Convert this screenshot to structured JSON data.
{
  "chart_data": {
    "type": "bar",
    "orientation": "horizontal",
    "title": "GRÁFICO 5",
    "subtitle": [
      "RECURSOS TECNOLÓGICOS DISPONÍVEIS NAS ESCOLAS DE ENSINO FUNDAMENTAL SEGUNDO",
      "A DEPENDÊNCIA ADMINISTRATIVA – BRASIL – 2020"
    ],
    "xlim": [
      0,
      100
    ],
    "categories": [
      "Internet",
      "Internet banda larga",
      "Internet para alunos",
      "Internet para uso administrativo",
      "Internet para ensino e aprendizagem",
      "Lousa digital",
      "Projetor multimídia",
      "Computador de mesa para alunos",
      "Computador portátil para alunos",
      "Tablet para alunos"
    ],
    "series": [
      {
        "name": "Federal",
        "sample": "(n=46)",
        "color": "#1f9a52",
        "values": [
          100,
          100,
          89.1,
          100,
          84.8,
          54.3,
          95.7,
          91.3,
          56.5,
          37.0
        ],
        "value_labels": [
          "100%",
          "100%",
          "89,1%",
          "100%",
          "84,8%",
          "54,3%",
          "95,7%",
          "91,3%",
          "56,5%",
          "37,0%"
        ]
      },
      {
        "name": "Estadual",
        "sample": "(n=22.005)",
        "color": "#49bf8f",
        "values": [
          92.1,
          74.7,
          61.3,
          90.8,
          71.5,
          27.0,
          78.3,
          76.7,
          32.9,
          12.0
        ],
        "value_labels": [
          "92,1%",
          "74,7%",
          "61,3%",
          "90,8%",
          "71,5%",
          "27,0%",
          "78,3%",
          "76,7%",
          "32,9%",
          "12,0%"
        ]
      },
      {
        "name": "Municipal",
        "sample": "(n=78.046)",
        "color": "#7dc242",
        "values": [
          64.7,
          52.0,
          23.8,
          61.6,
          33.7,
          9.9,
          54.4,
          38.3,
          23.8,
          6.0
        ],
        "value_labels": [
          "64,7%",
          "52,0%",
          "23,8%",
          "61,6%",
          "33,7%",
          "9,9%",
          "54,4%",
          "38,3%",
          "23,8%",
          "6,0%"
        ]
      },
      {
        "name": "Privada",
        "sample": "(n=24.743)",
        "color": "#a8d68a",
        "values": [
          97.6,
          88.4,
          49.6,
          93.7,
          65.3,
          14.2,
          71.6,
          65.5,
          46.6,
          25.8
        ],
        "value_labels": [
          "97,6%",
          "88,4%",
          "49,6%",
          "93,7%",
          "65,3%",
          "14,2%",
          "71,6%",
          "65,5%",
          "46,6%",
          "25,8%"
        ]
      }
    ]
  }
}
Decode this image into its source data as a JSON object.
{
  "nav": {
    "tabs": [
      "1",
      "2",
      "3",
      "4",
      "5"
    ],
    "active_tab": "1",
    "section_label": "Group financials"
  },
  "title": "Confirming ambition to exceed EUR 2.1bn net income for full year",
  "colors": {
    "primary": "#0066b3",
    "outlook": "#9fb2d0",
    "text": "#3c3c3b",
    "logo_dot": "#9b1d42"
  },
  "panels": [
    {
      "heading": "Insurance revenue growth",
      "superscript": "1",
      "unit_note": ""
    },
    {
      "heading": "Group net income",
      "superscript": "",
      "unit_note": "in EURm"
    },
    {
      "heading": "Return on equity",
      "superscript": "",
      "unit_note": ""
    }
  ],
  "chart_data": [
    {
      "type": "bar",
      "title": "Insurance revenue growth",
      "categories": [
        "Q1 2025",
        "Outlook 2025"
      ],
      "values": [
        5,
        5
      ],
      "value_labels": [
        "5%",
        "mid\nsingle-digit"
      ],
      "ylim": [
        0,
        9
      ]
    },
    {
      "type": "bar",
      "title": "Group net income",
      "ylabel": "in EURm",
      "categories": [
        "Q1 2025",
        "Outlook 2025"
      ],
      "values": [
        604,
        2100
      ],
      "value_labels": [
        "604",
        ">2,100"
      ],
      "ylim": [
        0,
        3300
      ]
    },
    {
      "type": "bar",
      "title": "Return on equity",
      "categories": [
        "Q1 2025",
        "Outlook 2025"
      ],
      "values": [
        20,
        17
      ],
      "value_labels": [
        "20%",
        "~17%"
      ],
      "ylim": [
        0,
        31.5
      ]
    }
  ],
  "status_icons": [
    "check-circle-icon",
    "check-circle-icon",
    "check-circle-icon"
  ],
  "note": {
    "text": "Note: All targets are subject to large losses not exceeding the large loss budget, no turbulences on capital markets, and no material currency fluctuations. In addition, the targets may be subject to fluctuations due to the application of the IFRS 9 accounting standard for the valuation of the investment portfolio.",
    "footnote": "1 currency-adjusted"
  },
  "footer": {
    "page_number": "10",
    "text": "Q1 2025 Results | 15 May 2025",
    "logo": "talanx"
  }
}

EXERCISE TASK » Gather all lines of the records that include the word "text".

ANSWER FOR THE TASK »
    "text": "#3c3c3b",
    "text": "Note: All targets are subject to large losses not exceeding the large loss budget, no turbulences on capital markets, and no material currency fluctuations. In addition, the targets may be subject to fluctuations due to the application of the IFRS 9 accounting standard for the valuation of the investment portfolio.",
    "text": "Q1 2025 Results | 15 May 2025",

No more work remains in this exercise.